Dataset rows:
####################
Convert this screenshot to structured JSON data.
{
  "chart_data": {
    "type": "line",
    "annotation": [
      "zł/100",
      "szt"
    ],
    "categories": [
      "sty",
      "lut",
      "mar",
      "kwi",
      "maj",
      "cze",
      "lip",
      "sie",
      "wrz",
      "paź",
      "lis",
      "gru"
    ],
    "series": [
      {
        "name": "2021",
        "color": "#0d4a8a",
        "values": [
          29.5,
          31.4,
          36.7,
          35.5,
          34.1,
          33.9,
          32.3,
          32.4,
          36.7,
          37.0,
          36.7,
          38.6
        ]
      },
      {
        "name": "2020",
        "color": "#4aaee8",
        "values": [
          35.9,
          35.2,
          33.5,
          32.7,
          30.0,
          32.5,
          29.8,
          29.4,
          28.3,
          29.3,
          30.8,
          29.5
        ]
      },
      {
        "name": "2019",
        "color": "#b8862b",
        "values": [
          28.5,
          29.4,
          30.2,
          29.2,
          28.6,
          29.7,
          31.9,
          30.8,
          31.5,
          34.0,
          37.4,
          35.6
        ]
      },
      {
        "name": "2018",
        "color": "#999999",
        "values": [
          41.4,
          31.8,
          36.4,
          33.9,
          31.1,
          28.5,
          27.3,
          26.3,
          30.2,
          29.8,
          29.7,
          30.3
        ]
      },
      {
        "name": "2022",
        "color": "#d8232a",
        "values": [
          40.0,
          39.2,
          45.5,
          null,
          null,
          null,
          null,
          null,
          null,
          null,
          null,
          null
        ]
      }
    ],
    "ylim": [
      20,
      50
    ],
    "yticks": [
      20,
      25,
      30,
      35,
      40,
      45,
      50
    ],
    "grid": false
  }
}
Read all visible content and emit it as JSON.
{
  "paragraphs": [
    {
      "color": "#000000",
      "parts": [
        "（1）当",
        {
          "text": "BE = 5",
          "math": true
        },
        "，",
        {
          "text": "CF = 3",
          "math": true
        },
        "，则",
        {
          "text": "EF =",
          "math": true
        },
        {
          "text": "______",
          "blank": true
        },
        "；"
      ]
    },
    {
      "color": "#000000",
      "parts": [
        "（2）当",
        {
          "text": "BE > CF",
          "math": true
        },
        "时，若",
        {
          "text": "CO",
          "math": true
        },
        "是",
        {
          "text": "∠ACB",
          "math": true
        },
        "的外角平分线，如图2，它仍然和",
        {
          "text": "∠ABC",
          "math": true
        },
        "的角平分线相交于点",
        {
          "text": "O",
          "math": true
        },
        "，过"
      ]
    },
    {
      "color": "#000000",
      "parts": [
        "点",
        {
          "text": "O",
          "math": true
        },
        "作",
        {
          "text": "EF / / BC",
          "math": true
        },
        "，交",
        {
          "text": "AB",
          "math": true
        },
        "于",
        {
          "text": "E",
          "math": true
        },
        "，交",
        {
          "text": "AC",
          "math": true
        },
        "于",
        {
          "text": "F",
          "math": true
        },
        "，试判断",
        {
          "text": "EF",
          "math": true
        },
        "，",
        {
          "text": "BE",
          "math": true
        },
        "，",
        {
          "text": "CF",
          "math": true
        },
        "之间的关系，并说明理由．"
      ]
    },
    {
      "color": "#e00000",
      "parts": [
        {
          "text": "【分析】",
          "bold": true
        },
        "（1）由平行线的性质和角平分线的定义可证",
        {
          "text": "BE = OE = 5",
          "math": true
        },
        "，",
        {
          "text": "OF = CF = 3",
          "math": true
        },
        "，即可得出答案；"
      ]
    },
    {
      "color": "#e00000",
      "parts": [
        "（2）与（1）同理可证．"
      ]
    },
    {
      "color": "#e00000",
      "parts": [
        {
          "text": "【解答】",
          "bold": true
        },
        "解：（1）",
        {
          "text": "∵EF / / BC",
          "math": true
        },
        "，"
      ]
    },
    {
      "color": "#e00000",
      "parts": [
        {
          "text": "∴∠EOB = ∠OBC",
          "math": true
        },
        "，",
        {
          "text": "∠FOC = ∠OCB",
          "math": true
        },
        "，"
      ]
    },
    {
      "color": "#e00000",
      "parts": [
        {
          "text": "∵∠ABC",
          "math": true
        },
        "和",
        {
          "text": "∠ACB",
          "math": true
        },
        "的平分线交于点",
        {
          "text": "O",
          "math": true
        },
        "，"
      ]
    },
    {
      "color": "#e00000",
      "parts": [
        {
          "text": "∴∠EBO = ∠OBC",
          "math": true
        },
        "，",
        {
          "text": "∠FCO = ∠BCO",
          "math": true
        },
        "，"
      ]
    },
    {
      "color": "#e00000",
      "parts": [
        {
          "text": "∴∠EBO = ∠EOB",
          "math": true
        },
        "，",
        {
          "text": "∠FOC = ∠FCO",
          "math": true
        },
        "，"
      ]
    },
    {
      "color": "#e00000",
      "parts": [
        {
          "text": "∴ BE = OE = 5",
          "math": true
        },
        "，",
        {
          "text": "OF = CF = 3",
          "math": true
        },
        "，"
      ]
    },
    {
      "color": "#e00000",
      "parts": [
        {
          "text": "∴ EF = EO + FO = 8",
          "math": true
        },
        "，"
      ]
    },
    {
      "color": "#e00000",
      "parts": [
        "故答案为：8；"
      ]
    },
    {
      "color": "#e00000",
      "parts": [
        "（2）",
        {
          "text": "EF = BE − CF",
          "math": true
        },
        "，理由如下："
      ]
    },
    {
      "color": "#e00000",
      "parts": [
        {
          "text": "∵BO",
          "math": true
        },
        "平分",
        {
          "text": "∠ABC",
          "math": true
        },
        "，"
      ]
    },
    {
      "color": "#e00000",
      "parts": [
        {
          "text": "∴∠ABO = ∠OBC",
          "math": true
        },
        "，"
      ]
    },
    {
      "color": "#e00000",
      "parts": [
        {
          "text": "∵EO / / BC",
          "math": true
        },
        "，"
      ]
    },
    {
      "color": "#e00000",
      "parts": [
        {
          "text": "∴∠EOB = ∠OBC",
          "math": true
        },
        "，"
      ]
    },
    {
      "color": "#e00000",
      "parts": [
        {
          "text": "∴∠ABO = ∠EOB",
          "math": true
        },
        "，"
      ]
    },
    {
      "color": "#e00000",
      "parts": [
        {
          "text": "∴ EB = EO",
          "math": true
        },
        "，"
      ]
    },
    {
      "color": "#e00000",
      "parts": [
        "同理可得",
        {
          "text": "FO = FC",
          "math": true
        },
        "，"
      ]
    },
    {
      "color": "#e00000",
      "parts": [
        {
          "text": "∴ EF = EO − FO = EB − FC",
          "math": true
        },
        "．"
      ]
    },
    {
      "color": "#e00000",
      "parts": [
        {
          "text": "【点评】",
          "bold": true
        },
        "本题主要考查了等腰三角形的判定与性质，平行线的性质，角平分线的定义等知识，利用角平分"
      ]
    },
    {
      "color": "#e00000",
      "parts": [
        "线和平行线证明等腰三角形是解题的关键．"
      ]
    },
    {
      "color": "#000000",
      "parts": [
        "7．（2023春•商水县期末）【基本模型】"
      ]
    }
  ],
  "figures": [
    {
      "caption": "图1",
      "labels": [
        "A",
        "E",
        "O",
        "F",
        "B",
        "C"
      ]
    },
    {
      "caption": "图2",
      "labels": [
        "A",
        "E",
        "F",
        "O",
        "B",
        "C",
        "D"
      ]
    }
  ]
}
####################
Copy out all lines where the word "JSON" appears.

Convert this screenshot to structured JSON data.
Read all visible content and emit it as JSON.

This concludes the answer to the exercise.